== Your goal ==
Set down, exactly as written, the lines from the line holding "Convert this screenshot" to the end of the data, inclusive, skipping any pictures.

Extracted records:
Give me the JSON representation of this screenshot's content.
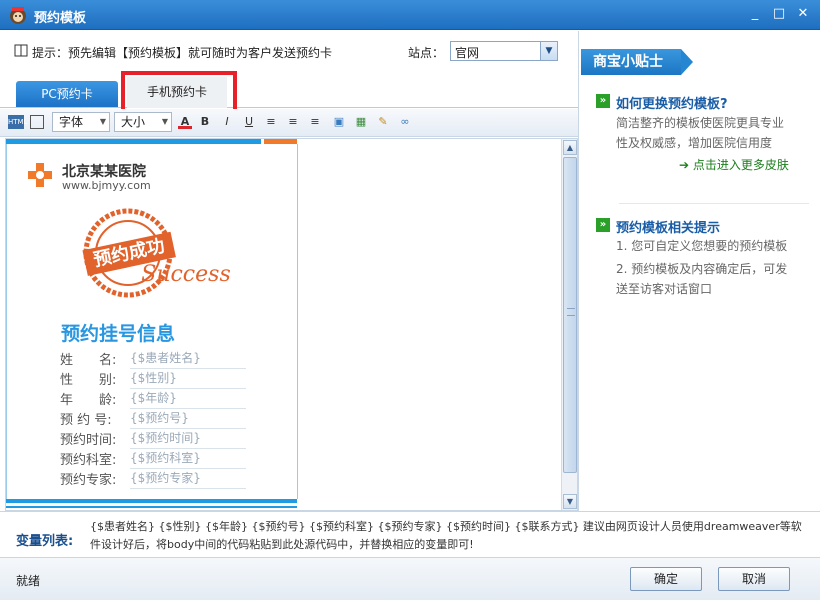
{
  "window": {
    "title": "预约模板",
    "minimize": "_",
    "maximize": "□",
    "close": "✕"
  },
  "hint": {
    "text": "提示：预先编辑【预约模板】就可随时为客户发送预约卡",
    "site_label": "站点：",
    "site_value": "官网"
  },
  "tabs": [
    {
      "label": "PC预约卡"
    },
    {
      "label": "手机预约卡"
    }
  ],
  "toolbar": {
    "font_combo": "字体",
    "size_combo": "大小"
  },
  "card": {
    "hospital_name": "北京某某医院",
    "hospital_url": "www.bjmyy.com",
    "stamp_text": "预约成功",
    "stamp_script": "Success",
    "info_title": "预约挂号信息",
    "fields": [
      {
        "label": "姓　　名:",
        "value": "{$患者姓名}"
      },
      {
        "label": "性　　别:",
        "value": "{$性别}"
      },
      {
        "label": "年　　龄:",
        "value": "{$年龄}"
      },
      {
        "label": "预 约 号:",
        "value": "{$预约号}"
      },
      {
        "label": "预约时间:",
        "value": "{$预约时间}"
      },
      {
        "label": "预约科室:",
        "value": "{$预约科室}"
      },
      {
        "label": "预约专家:",
        "value": "{$预约专家}"
      }
    ]
  },
  "tips": {
    "panel_title": "商宝小贴士",
    "section1": {
      "title": "如何更换预约模板?",
      "text": "简洁整齐的模板使医院更具专业性及权威感，增加医院信用度",
      "link": "点击进入更多皮肤"
    },
    "section2": {
      "title": "预约模板相关提示",
      "item1": "1. 您可自定义您想要的预约模板",
      "item2": "2. 预约模板及内容确定后，可发送至访客对话窗口"
    }
  },
  "variables": {
    "label": "变量列表:",
    "text": "{$患者姓名} {$性别} {$年龄} {$预约号} {$预约科室} {$预约专家} {$预约时间} {$联系方式} 建议由网页设计人员使用dreamweaver等软件设计好后，将body中间的代码粘贴到此处源代码中，并替换相应的变量即可!"
  },
  "status": {
    "text": "就绪",
    "ok": "确定",
    "cancel": "取消"
  },
  "colors": {
    "accent": "#1e9be3",
    "highlight": "#e8202a",
    "stamp": "#e2622b"
  }
}
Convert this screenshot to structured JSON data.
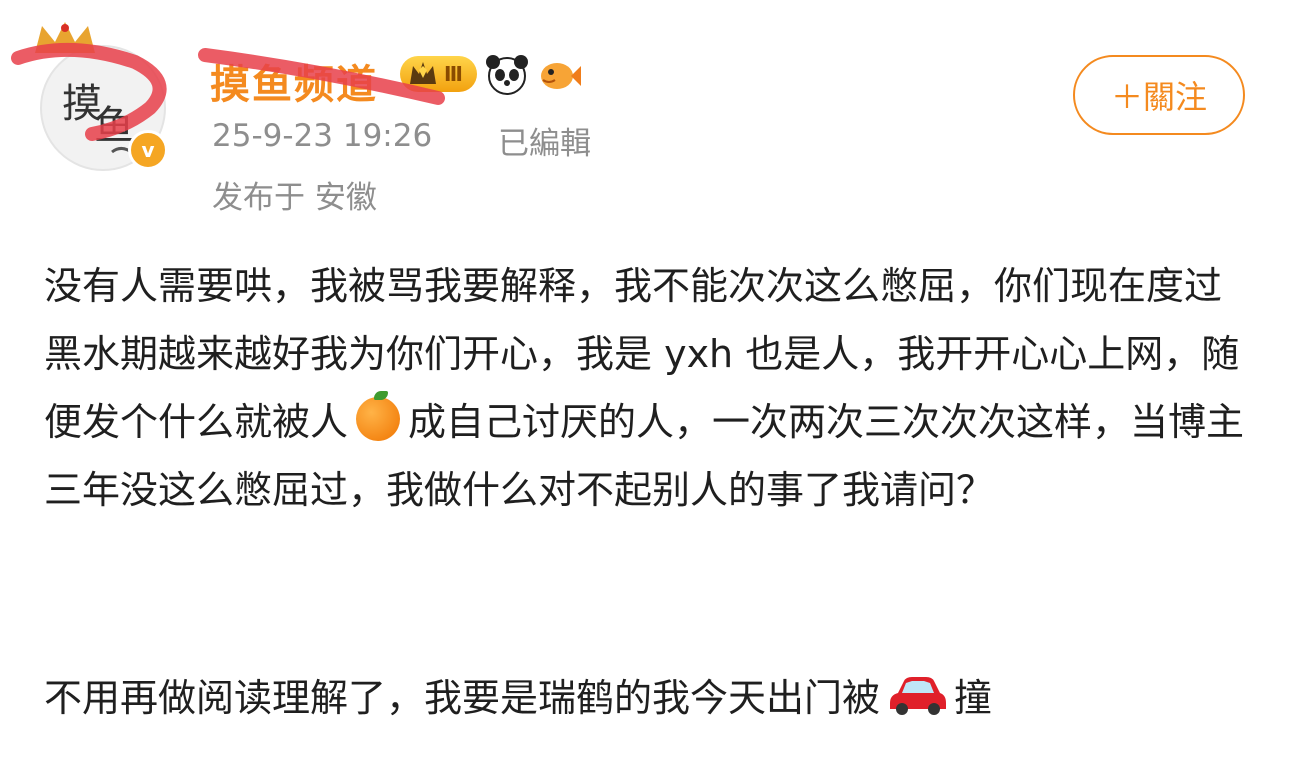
{
  "user": {
    "name": "摸鱼频道",
    "level": "Ⅲ",
    "verified_mark": "v"
  },
  "post": {
    "timestamp": "25-9-23 19:26",
    "edited_label": "已編輯",
    "location": "发布于 安徽",
    "paragraph1_a": "没有人需要哄，我被骂我要解释，我不能次次这么憋屈，你们现在度过黑水期越来越好我为你们开心，我是 yxh 也是人，我开开心心上网，随便发个什么就被人",
    "paragraph1_b": "成自己讨厌的人，一次两次三次次次这样，当博主三年没这么憋屈过，我做什么对不起别人的事了我请问？",
    "paragraph2_a": "不用再做阅读理解了，我要是瑞鹤的我今天出门被",
    "paragraph2_b": "撞"
  },
  "actions": {
    "follow_label": "＋關注"
  },
  "icons": [
    "avatar",
    "crown-icon",
    "level-badge",
    "panda-icon",
    "fish-icon",
    "orange-emoji",
    "car-emoji",
    "verified-icon"
  ],
  "colors": {
    "accent": "#f48a1f",
    "meta": "#8e8e8e",
    "text": "#1f1f1f",
    "redmark": "#e8404a"
  }
}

== Full solution ==
Convert this screenshot to structured JSON data.
{
  "user": {
    "name": "摸鱼频道",
    "level": "Ⅲ",
    "verified_mark": "v"
  },
  "post": {
    "timestamp": "25-9-23 19:26",
    "edited_label": "已編輯",
    "location": "发布于 安徽",
    "paragraph1_a": "没有人需要哄，我被骂我要解释，我不能次次这么憋屈，你们现在度过黑水期越来越好我为你们开心，我是 yxh 也是人，我开开心心上网，随便发个什么就被人",
    "paragraph1_b": "成自己讨厌的人，一次两次三次次次这样，当博主三年没这么憋屈过，我做什么对不起别人的事了我请问？",
    "paragraph2_a": "不用再做阅读理解了，我要是瑞鹤的我今天出门被",
    "paragraph2_b": "撞"
  },
  "actions": {
    "follow_label": "＋關注"
  },
  "icons": [
    "avatar",
    "crown-icon",
    "level-badge",
    "panda-icon",
    "fish-icon",
    "orange-emoji",
    "car-emoji",
    "verified-icon"
  ],
  "colors": {
    "accent": "#f48a1f",
    "meta": "#8e8e8e",
    "text": "#1f1f1f",
    "redmark": "#e8404a"
  }
}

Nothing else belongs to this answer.